WHAT IS EXPECTED: Go through the listing beneath this task and return every line that carries the string "genus".

DATA SHOWN:

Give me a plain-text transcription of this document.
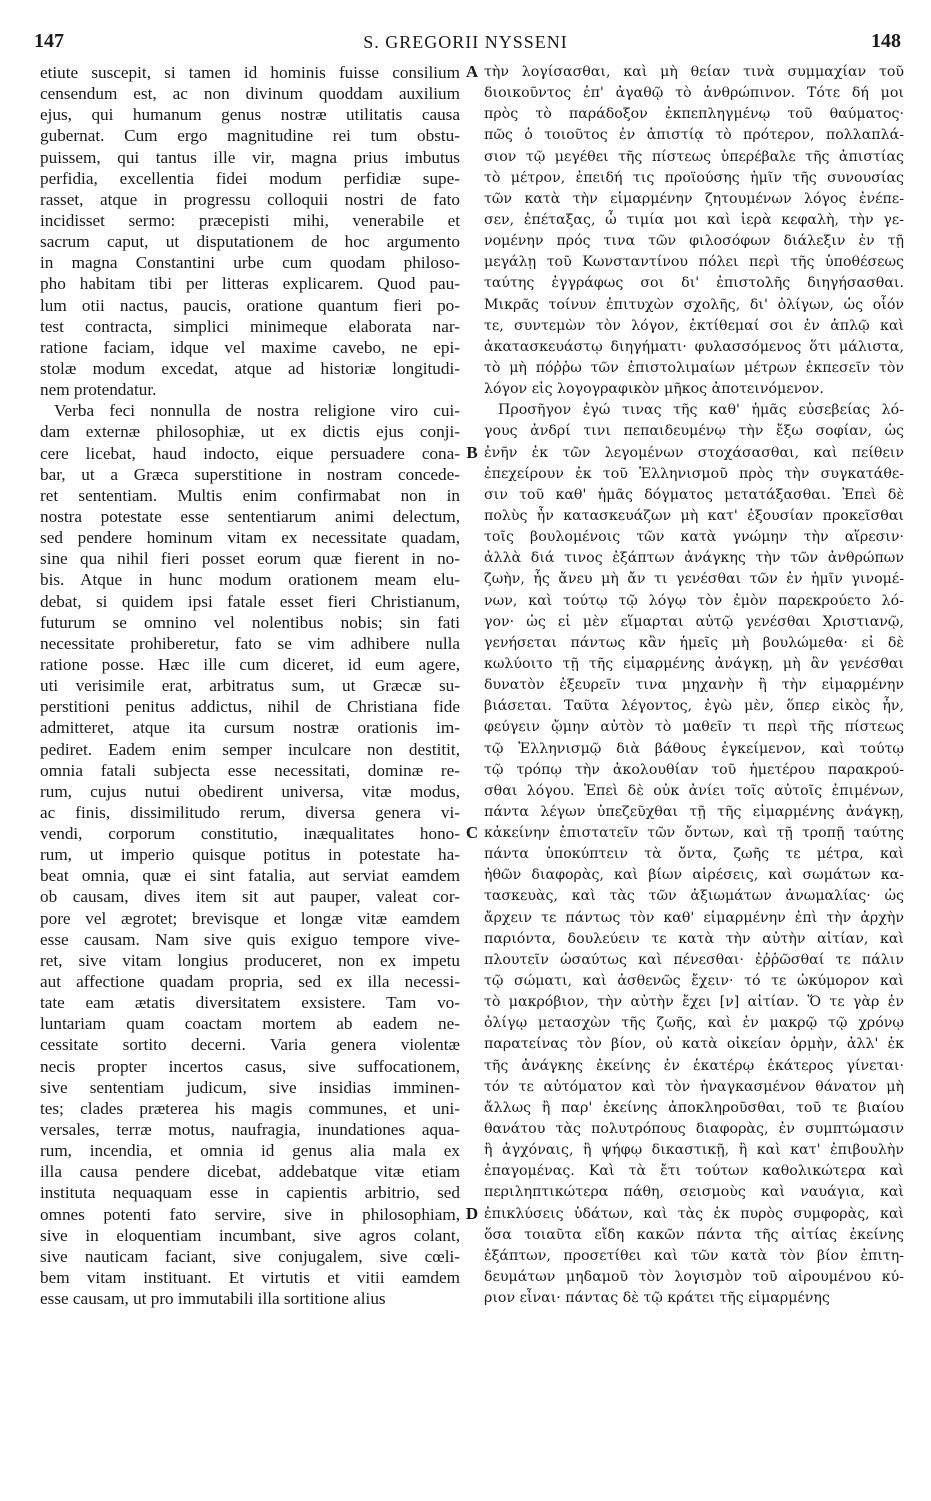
147	S. GREGORII NYSSENI	148
etiute suscepit, si tamen id hominis fuisse consilium
censendum est, ac non divinum quoddam auxilium
ejus, qui humanum genus nostræ utilitatis causa
gubernat. Cum ergo magnitudine rei tum obstu-
puissem, qui tantus ille vir, magna prius imbutus
perfidia, excellentia fidei modum perfidiæ supe-
rasset, atque in progressu colloquii nostri de fato
incidisset sermo: præcepisti mihi, venerabile et
sacrum caput, ut disputationem de hoc argumento
in magna Constantini urbe cum quodam philoso-
pho habitam tibi per litteras explicarem. Quod pau-
lum otii nactus, paucis, oratione quantum fieri po-
test contracta, simplici minimeque elaborata nar-
ratione faciam, idque vel maxime cavebo, ne epi-
stolæ modum excedat, atque ad historiæ longitudi-
nem protendatur.
Verba feci nonnulla de nostra religione viro cui-
dam externæ philosophiæ, ut ex dictis ejus conji-
cere licebat, haud indocto, eique persuadere cona-
bar, ut a Græca superstitione in nostram concede-
ret sententiam. Multis enim confirmabat non in
nostra potestate esse sententiarum animi delectum,
sed pendere hominum vitam ex necessitate quadam,
sine qua nihil fieri posset eorum quæ fierent in no-
bis. Atque in hunc modum orationem meam elu-
debat, si quidem ipsi fatale esset fieri Christianum,
futurum se omnino vel nolentibus nobis; sin fati
necessitate prohiberetur, fato se vim adhibere nulla
ratione posse. Hæc ille cum diceret, id eum agere,
uti verisimile erat, arbitratus sum, ut Græcæ su-
perstitioni penitus addictus, nihil de Christiana fide
admitteret, atque ita cursum nostræ orationis im-
pediret. Eadem enim semper inculcare non destitit,
omnia fatali subjecta esse necessitati, dominæ re-
rum, cujus nutui obedirent universa, vitæ modus,
ac finis, dissimilitudo rerum, diversa genera vi-
vendi, corporum constitutio, inæqualitates hono-
rum, ut imperio quisque potitus in potestate ha-
beat omnia, quæ ei sint fatalia, aut serviat eamdem
ob causam, dives item sit aut pauper, valeat cor-
pore vel ægrotet; brevisque et longæ vitæ eamdem
esse causam. Nam sive quis exiguo tempore vive-
ret, sive vitam longius produceret, non ex impetu
aut affectione quadam propria, sed ex illa necessi-
tate eam ætatis diversitatem exsistere. Tam vo-
luntariam quam coactam mortem ab eadem ne-
cessitate sortito decerni. Varia genera violentæ
necis propter incertos casus, sive suffocationem,
sive sententiam judicum, sive insidias imminen-
tes; clades præterea his magis communes, et uni-
versales, terræ motus, naufragia, inundationes aqua-
rum, incendia, et omnia id genus alia mala ex
illa causa pendere dicebat, addebatque vitæ etiam
instituta nequaquam esse in capientis arbitrio, sed
omnes potenti fato servire, sive in philosophiam,
sive in eloquentiam incumbant, sive agros colant,
sive nauticam faciant, sive conjugalem, sive cœli-
bem vitam instituant. Et virtutis et vitii eamdem
esse causam, ut pro immutabili illa sortitione alius
A
B
C
D
τὴν λογίσασθαι, καὶ μὴ θείαν τινὰ συμμαχίαν τοῦ
διοικοῦντος ἐπ' ἀγαθῷ τὸ ἀνθρώπινον. Τότε δή μοι
πρὸς τὸ παράδοξον ἐκπεπληγμένῳ τοῦ θαύματος·
πῶς ὁ τοιοῦτος ἐν ἀπιστίᾳ τὸ πρότερον, πολλαπλά-
σιον τῷ μεγέθει τῆς πίστεως ὑπερέβαλε τῆς ἀπιστίας
τὸ μέτρον, ἐπειδή τις προϊούσης ἡμῖν τῆς συνουσίας
τῶν κατὰ τὴν εἱμαρμένην ζητουμένων λόγος ἐνέπε-
σεν, ἐπέταξας, ὦ τιμία μοι καὶ ἱερὰ κεφαλὴ, τὴν γε-
νομένην πρός τινα τῶν φιλοσόφων διάλεξιν ἐν τῇ
μεγάλῃ τοῦ Κωνσταντίνου πόλει περὶ τῆς ὑποθέσεως
ταύτης ἐγγράφως σοι δι' ἐπιστολῆς διηγήσασθαι.
Μικρᾶς τοίνυν ἐπιτυχὼν σχολῆς, δι' ὀλίγων, ὡς οἷόν
τε, συντεμὼν τὸν λόγον, ἐκτίθεμαί σοι ἐν ἁπλῷ καὶ
ἀκατασκευάστῳ διηγήματι· φυλασσόμενος ὅτι μάλιστα,
τὸ μὴ πόῤῥω τῶν ἐπιστολιμαίων μέτρων ἐκπεσεῖν τὸν
λόγον εἰς λογογραφικὸν μῆκος ἀποτεινόμενον.
Προσῆγον ἐγώ τινας τῆς καθ' ἡμᾶς εὐσεβείας λό-
γους ἀνδρί τινι πεπαιδευμένῳ τὴν ἔξω σοφίαν, ὡς
ἐνῆν ἐκ τῶν λεγομένων στοχάσασθαι, καὶ πείθειν
ἐπεχείρουν ἐκ τοῦ Ἑλληνισμοῦ πρὸς τὴν συγκατάθε-
σιν τοῦ καθ' ἡμᾶς δόγματος μετατάξασθαι. Ἐπεὶ δὲ
πολὺς ἦν κατασκευάζων μὴ κατ' ἐξουσίαν προκεῖσθαι
τοῖς βουλομένοις τῶν κατὰ γνώμην τὴν αἵρεσιν·
ἀλλὰ διά τινος ἐξάπτων ἀνάγκης τὴν τῶν ἀνθρώπων
ζωὴν, ἧς ἄνευ μὴ ἄν τι γενέσθαι τῶν ἐν ἡμῖν γινομέ-
νων, καὶ τούτῳ τῷ λόγῳ τὸν ἐμὸν παρεκρούετο λό-
γον· ὡς εἰ μὲν εἵμαρται αὐτῷ γενέσθαι Χριστιανῷ,
γενήσεται πάντως κἂν ἡμεῖς μὴ βουλώμεθα· εἰ δὲ
κωλύοιτο τῇ τῆς εἱμαρμένης ἀνάγκῃ, μὴ ἂν γενέσθαι
δυνατὸν ἐξευρεῖν τινα μηχανὴν ἢ τὴν εἱμαρμένην
βιάσεται. Ταῦτα λέγοντος, ἐγὼ μὲν, ὅπερ εἰκὸς ἦν,
φεύγειν ᾤμην αὐτὸν τὸ μαθεῖν τι περὶ τῆς πίστεως
τῷ Ἑλληνισμῷ διὰ βάθους ἐγκείμενον, καὶ τούτῳ
τῷ τρόπῳ τὴν ἀκολουθίαν τοῦ ἡμετέρου παρακρού-
σθαι λόγου. Ἐπεὶ δὲ οὐκ ἀνίει τοῖς αὐτοῖς ἐπιμένων,
πάντα λέγων ὑπεζεῦχθαι τῇ τῆς εἱμαρμένης ἀνάγκῃ,
κἀκείνην ἐπιστατεῖν τῶν ὄντων, καὶ τῇ τροπῇ ταύτης
πάντα ὑποκύπτειν τὰ ὄντα, ζωῆς τε μέτρα, καὶ
ἠθῶν διαφορὰς, καὶ βίων αἱρέσεις, καὶ σωμάτων κα-
τασκευὰς, καὶ τὰς τῶν ἀξιωμάτων ἀνωμαλίας· ὡς
ἄρχειν τε πάντως τὸν καθ' εἱμαρμένην ἐπὶ τὴν ἀρχὴν
παριόντα, δουλεύειν τε κατὰ τὴν αὐτὴν αἰτίαν, καὶ
πλουτεῖν ὡσαύτως καὶ πένεσθαι· ἐῤῥῶσθαί τε πάλιν
τῷ σώματι, καὶ ἀσθενῶς ἔχειν· τό τε ὠκύμορον καὶ
τὸ μακρόβιον, τὴν αὐτὴν ἔχει [ν] αἰτίαν. Ὅ τε γὰρ ἐν
ὀλίγῳ μετασχὼν τῆς ζωῆς, καὶ ἐν μακρῷ τῷ χρόνῳ
παρατείνας τὸν βίον, οὐ κατὰ οἰκείαν ὁρμὴν, ἀλλ' ἐκ
τῆς ἀνάγκης ἐκείνης ἐν ἑκατέρῳ ἑκάτερος γίνεται·
τόν τε αὐτόματον καὶ τὸν ἠναγκασμένον θάνατον μὴ
ἄλλως ἢ παρ' ἐκείνης ἀποκληροῦσθαι, τοῦ τε βιαίου
θανάτου τὰς πολυτρόπους διαφορὰς, ἐν συμπτώμασιν
ἢ ἀγχόναις, ἢ ψήφῳ δικαστικῇ, ἢ καὶ κατ' ἐπιβουλὴν
ἐπαγομένας. Καὶ τὰ ἔτι τούτων καθολικώτερα καὶ
περιληπτικώτερα πάθη, σεισμοὺς καὶ ναυάγια, καὶ
ἐπικλύσεις ὑδάτων, καὶ τὰς ἐκ πυρὸς συμφορὰς, καὶ
ὅσα τοιαῦτα εἴδη κακῶν πάντα τῆς αἰτίας ἐκείνης
ἐξάπτων, προσετίθει καὶ τῶν κατὰ τὸν βίον ἐπιτη-
δευμάτων μηδαμοῦ τὸν λογισμὸν τοῦ αἱρουμένου κύ-
ριον εἶναι· πάντας δὲ τῷ κράτει τῆς εἱμαρμένης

REPLY TO THE EXERCISE:
ejus, qui humanum genus nostræ utilitatis causa
rum, incendia, et omnia id genus alia mala ex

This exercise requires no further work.